TASK REQUIREMENTS – Return all lines where the word "JSON" can be found.

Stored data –

________________________

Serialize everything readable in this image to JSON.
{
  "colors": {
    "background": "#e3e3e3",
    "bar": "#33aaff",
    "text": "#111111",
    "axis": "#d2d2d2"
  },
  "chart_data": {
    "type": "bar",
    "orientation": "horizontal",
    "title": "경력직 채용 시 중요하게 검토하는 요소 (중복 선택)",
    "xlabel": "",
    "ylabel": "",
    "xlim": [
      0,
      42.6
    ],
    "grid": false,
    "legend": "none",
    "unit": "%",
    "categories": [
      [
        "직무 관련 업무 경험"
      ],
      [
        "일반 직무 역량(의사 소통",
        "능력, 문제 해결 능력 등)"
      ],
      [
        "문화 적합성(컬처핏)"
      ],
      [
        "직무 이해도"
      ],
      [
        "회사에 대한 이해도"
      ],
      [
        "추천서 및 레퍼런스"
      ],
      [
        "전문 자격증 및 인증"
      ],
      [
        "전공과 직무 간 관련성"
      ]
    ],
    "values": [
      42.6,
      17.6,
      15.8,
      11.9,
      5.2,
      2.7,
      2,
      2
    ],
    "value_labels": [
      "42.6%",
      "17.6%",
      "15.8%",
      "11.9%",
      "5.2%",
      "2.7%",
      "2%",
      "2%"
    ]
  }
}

________________________

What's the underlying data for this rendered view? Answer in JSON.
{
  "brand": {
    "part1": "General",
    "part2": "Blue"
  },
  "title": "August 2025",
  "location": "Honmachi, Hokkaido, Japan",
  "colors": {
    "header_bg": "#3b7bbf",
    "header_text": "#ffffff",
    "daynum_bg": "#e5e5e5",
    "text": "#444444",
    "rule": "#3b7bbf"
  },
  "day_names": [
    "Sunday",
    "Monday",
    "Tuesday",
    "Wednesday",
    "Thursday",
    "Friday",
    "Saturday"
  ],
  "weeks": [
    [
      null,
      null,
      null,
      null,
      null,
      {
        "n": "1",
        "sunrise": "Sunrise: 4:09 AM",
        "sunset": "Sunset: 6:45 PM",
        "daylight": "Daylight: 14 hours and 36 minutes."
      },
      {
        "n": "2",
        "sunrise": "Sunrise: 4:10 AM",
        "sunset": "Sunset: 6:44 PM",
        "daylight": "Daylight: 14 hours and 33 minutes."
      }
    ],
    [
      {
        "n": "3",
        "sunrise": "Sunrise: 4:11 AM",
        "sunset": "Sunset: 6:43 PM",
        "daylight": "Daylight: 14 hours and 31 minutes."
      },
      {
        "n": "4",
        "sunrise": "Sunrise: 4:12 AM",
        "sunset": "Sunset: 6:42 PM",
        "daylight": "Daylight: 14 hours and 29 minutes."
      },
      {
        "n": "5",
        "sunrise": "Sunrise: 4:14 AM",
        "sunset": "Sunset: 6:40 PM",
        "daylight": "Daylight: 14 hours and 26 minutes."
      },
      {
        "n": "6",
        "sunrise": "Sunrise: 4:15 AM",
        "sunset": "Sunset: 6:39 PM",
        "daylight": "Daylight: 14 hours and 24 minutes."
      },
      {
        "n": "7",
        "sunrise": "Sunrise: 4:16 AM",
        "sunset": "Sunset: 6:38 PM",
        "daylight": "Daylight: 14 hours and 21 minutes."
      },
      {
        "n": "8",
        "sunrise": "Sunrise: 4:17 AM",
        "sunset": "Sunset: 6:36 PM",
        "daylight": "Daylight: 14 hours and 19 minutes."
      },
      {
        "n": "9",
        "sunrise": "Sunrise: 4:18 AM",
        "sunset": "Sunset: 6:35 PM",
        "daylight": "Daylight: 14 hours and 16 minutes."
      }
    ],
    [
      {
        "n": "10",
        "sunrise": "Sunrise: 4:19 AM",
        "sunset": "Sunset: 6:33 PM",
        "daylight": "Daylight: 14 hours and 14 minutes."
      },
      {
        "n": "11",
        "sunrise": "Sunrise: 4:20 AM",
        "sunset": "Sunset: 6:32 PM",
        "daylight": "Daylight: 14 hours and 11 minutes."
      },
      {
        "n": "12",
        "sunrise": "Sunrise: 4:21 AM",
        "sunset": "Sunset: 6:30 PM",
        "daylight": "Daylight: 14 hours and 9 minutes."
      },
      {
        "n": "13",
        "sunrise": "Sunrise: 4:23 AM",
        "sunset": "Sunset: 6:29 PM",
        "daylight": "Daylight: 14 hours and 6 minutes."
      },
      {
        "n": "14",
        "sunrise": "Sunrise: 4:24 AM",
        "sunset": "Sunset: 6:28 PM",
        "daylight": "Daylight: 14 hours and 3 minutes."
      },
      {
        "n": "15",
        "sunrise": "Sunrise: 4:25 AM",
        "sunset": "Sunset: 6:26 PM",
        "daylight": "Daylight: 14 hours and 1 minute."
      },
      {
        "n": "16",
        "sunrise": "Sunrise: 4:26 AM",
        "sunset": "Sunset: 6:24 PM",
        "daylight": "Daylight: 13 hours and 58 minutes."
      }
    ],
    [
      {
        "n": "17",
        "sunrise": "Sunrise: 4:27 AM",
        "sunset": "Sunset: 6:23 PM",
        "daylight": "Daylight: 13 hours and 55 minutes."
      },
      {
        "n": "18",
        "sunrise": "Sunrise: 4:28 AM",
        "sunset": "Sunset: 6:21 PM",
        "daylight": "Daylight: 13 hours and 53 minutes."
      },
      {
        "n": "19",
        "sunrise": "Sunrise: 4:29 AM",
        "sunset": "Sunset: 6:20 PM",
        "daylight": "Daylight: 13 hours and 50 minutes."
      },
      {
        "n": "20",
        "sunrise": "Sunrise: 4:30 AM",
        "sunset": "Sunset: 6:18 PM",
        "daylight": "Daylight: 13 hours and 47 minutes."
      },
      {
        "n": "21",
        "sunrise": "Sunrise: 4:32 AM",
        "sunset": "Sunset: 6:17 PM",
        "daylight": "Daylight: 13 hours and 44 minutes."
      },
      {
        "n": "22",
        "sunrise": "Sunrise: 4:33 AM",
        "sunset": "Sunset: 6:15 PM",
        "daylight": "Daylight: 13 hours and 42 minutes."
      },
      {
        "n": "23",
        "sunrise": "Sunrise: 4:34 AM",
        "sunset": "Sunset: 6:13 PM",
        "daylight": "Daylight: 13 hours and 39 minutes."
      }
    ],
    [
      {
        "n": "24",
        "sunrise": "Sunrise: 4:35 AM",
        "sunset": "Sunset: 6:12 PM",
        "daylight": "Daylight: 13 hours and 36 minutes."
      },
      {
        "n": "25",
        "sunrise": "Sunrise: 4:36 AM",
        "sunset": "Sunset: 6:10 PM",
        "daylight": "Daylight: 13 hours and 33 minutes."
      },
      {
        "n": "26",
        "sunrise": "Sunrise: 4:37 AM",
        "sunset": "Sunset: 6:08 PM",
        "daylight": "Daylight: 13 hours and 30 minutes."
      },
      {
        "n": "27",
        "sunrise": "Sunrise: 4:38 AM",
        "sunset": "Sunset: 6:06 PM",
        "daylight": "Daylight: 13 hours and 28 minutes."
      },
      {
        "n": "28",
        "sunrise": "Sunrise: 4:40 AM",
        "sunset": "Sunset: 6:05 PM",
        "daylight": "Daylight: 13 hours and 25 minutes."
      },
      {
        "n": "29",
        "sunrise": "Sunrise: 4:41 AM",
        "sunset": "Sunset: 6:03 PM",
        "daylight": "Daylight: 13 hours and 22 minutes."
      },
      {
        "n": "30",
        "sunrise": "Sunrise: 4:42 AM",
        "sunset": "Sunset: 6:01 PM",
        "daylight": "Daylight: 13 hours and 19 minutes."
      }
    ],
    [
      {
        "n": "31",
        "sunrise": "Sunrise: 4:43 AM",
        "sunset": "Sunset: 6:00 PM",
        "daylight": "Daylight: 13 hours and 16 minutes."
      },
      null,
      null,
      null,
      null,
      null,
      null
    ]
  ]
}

________________________

FINAL ANSWER –
Serialize everything readable in this image to JSON.
What's the underlying data for this rendered view? Answer in JSON.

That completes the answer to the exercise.